(Records from a dataset)
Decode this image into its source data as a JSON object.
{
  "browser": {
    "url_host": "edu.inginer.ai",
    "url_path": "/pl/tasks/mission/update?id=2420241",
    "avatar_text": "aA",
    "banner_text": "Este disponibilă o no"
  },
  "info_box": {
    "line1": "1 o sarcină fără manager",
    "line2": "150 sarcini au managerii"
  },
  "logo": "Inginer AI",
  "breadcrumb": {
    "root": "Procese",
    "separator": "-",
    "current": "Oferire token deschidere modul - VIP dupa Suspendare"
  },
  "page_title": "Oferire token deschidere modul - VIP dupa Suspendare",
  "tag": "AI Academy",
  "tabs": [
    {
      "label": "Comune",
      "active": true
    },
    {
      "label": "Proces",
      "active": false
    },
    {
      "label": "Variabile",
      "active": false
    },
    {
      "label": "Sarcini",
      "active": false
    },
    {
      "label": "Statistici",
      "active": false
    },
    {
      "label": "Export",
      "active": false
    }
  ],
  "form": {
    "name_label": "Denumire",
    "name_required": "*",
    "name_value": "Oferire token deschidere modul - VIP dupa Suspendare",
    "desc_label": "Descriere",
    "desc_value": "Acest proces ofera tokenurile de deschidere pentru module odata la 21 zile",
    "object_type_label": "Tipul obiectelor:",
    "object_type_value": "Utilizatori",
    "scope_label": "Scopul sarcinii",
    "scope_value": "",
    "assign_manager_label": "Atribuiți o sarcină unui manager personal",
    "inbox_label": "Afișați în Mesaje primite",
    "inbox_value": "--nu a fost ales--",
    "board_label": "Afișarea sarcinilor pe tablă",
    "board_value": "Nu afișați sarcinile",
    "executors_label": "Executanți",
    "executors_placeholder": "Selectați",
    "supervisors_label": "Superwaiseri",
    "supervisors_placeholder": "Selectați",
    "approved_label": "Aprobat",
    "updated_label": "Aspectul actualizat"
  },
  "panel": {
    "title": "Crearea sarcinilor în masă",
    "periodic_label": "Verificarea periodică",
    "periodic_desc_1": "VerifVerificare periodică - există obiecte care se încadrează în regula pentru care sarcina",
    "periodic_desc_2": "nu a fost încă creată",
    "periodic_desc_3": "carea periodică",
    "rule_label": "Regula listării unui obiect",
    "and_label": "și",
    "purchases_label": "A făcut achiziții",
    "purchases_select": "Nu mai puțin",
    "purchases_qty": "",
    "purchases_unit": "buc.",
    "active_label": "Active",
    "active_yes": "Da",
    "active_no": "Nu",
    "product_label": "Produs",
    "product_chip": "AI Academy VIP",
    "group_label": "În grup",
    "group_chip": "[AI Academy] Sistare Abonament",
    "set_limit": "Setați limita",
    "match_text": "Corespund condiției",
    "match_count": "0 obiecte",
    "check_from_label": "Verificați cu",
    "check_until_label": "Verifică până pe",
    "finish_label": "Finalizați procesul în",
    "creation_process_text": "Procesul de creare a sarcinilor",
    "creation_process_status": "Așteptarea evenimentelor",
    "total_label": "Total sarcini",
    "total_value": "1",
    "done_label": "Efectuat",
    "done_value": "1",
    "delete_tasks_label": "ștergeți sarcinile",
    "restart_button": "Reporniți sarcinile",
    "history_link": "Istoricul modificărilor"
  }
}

● Task:
Print the material above once more, exactly.

● Answer to the exercise:
Decode this image into its source data as a JSON object.
{
  "browser": {
    "url_host": "edu.inginer.ai",
    "url_path": "/pl/tasks/mission/update?id=2420241",
    "avatar_text": "aA",
    "banner_text": "Este disponibilă o no"
  },
  "info_box": {
    "line1": "1 o sarcină fără manager",
    "line2": "150 sarcini au managerii"
  },
  "logo": "Inginer AI",
  "breadcrumb": {
    "root": "Procese",
    "separator": "-",
    "current": "Oferire token deschidere modul - VIP dupa Suspendare"
  },
  "page_title": "Oferire token deschidere modul - VIP dupa Suspendare",
  "tag": "AI Academy",
  "tabs": [
    {
      "label": "Comune",
      "active": true
    },
    {
      "label": "Proces",
      "active": false
    },
    {
      "label": "Variabile",
      "active": false
    },
    {
      "label": "Sarcini",
      "active": false
    },
    {
      "label": "Statistici",
      "active": false
    },
    {
      "label": "Export",
      "active": false
    }
  ],
  "form": {
    "name_label": "Denumire",
    "name_required": "*",
    "name_value": "Oferire token deschidere modul - VIP dupa Suspendare",
    "desc_label": "Descriere",
    "desc_value": "Acest proces ofera tokenurile de deschidere pentru module odata la 21 zile",
    "object_type_label": "Tipul obiectelor:",
    "object_type_value": "Utilizatori",
    "scope_label": "Scopul sarcinii",
    "scope_value": "",
    "assign_manager_label": "Atribuiți o sarcină unui manager personal",
    "inbox_label": "Afișați în Mesaje primite",
    "inbox_value": "--nu a fost ales--",
    "board_label": "Afișarea sarcinilor pe tablă",
    "board_value": "Nu afișați sarcinile",
    "executors_label": "Executanți",
    "executors_placeholder": "Selectați",
    "supervisors_label": "Superwaiseri",
    "supervisors_placeholder": "Selectați",
    "approved_label": "Aprobat",
    "updated_label": "Aspectul actualizat"
  },
  "panel": {
    "title": "Crearea sarcinilor în masă",
    "periodic_label": "Verificarea periodică",
    "periodic_desc_1": "VerifVerificare periodică - există obiecte care se încadrează în regula pentru care sarcina",
    "periodic_desc_2": "nu a fost încă creată",
    "periodic_desc_3": "carea periodică",
    "rule_label": "Regula listării unui obiect",
    "and_label": "și",
    "purchases_label": "A făcut achiziții",
    "purchases_select": "Nu mai puțin",
    "purchases_qty": "",
    "purchases_unit": "buc.",
    "active_label": "Active",
    "active_yes": "Da",
    "active_no": "Nu",
    "product_label": "Produs",
    "product_chip": "AI Academy VIP",
    "group_label": "În grup",
    "group_chip": "[AI Academy] Sistare Abonament",
    "set_limit": "Setați limita",
    "match_text": "Corespund condiției",
    "match_count": "0 obiecte",
    "check_from_label": "Verificați cu",
    "check_until_label": "Verifică până pe",
    "finish_label": "Finalizați procesul în",
    "creation_process_text": "Procesul de creare a sarcinilor",
    "creation_process_status": "Așteptarea evenimentelor",
    "total_label": "Total sarcini",
    "total_value": "1",
    "done_label": "Efectuat",
    "done_value": "1",
    "delete_tasks_label": "ștergeți sarcinile",
    "restart_button": "Reporniți sarcinile",
    "history_link": "Istoricul modificărilor"
  }
}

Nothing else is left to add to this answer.